GIVEN REQUEST:
Extract from the listing each line in which the word "predictive" appears.

DATA PROVIDED:
━━━━

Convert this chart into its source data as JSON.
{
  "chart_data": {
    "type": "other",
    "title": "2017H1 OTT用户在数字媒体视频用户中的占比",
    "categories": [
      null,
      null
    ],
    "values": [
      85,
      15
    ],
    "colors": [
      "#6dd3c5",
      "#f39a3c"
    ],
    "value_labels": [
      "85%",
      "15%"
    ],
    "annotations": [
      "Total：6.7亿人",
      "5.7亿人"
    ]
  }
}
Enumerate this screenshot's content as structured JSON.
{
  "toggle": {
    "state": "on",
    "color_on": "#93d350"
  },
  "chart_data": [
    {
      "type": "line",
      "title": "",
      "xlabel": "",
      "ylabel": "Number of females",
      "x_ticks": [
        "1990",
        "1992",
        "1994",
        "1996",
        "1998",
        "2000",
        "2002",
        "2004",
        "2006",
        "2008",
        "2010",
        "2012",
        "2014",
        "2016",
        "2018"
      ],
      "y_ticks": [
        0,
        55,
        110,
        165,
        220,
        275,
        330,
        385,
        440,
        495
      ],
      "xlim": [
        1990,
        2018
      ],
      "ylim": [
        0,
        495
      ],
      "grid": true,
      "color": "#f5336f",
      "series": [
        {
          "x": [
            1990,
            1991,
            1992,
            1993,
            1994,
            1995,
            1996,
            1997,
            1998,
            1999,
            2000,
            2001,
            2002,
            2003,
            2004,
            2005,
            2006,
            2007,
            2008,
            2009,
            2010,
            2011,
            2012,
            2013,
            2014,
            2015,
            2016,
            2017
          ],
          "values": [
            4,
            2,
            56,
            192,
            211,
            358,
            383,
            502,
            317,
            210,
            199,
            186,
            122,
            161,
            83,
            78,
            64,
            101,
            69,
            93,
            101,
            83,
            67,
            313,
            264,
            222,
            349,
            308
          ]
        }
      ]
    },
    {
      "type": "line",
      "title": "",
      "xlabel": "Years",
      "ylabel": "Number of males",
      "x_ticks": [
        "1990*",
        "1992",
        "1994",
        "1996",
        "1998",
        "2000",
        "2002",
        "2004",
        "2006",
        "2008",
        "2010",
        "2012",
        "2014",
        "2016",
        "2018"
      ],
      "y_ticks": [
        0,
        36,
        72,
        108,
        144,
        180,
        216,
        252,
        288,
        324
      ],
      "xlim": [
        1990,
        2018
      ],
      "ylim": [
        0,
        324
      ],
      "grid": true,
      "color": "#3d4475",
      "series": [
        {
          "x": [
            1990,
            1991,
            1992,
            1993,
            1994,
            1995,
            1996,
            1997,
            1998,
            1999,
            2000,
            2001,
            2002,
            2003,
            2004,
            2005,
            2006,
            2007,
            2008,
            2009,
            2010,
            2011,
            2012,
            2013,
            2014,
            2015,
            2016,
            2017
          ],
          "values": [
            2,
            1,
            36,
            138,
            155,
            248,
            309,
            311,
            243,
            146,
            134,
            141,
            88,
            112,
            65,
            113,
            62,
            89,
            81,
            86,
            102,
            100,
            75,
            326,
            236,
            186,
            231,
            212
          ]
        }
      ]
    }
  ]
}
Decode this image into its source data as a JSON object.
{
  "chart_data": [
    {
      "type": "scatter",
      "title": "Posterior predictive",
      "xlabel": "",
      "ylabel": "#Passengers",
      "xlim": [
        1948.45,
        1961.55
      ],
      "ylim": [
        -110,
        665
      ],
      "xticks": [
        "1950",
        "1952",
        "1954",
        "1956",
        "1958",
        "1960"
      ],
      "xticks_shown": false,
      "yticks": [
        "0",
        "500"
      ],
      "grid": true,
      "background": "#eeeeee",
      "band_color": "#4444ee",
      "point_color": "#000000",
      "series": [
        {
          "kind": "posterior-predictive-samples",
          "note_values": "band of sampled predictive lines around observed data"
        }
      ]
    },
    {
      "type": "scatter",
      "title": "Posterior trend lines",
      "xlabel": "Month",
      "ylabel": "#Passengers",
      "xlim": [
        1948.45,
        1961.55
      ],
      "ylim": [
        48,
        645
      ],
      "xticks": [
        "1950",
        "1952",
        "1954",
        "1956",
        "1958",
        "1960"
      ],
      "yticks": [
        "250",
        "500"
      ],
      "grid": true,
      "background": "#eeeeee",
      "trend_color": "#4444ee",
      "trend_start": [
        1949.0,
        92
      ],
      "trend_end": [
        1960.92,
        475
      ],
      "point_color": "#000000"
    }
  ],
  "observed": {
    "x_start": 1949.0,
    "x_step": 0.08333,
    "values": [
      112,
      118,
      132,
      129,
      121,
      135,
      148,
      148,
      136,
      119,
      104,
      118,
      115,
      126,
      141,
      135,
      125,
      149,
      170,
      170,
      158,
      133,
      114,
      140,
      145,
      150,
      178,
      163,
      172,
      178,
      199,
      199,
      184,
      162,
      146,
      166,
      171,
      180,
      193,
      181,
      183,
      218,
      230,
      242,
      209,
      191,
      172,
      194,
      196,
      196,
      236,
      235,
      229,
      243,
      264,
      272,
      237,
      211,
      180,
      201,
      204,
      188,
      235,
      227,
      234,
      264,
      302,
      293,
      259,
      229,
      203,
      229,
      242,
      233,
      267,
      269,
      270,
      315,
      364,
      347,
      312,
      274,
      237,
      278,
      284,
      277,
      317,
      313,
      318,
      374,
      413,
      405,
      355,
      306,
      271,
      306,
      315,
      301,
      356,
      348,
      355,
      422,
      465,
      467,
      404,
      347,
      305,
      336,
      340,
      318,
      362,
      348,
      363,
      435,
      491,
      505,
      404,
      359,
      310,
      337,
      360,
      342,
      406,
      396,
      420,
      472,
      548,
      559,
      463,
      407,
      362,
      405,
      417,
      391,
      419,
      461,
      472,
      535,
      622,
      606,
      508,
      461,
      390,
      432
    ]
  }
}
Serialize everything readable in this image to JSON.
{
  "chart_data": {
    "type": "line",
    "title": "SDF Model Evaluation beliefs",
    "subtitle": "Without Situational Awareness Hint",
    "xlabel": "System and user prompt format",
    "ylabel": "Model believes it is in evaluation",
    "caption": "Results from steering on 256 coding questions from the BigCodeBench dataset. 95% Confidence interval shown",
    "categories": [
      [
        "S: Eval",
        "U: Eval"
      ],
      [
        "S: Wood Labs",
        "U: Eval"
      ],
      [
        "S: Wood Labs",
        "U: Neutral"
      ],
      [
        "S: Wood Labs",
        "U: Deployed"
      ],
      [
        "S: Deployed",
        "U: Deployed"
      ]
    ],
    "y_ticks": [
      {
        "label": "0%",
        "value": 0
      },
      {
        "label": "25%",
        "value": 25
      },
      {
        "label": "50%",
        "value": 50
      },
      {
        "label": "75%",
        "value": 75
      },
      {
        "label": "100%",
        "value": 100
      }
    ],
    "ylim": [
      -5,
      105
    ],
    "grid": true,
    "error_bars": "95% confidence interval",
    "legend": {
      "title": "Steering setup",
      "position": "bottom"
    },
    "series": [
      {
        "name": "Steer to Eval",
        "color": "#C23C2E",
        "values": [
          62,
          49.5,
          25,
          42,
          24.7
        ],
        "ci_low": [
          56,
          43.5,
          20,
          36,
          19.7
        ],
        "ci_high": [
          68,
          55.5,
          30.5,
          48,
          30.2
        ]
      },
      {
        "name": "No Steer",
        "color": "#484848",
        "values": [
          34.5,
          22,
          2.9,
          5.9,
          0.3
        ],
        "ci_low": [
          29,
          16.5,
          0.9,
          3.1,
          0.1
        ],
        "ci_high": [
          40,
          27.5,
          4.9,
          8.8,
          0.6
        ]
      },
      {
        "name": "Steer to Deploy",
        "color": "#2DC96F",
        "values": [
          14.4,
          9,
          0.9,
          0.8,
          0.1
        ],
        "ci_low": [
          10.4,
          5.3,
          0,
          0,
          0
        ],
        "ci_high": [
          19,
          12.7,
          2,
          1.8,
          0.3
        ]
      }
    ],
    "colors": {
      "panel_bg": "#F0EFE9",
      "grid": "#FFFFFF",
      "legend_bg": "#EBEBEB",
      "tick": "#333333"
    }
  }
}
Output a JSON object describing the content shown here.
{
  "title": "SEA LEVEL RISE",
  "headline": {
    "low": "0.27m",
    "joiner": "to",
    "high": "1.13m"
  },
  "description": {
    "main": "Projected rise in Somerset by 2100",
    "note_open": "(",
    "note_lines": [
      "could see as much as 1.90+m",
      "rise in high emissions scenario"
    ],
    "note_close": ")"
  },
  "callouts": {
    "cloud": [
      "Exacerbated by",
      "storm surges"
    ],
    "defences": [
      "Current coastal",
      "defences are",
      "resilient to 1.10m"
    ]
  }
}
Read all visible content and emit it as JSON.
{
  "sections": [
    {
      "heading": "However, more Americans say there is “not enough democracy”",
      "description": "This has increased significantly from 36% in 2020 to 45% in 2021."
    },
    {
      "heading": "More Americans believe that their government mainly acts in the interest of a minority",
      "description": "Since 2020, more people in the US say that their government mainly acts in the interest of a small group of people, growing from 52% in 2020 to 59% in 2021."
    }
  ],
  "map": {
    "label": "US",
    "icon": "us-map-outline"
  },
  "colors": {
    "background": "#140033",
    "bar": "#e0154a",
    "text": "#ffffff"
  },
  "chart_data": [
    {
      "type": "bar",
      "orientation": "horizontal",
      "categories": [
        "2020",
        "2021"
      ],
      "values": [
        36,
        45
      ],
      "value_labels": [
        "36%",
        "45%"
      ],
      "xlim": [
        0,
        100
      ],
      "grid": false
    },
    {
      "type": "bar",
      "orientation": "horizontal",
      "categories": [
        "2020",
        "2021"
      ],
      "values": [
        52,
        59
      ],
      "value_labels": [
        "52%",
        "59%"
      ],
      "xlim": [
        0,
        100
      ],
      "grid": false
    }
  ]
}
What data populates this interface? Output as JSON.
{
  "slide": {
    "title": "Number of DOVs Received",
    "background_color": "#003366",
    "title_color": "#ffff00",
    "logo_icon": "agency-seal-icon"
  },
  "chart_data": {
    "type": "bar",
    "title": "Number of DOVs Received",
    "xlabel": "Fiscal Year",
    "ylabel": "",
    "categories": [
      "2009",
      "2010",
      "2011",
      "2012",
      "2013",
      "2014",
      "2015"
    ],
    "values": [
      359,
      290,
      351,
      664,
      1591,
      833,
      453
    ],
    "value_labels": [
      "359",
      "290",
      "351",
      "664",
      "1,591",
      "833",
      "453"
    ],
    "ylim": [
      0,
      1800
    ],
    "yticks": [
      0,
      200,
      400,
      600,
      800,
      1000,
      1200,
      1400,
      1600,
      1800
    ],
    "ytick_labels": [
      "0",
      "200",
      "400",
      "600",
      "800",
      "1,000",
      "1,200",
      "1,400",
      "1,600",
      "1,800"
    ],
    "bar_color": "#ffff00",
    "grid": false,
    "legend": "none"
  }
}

━━━━

THE SOLUTION:
      "title": "Posterior predictive",
          "kind": "posterior-predictive-samples",
          "note_values": "band of sampled predictive lines around observed data"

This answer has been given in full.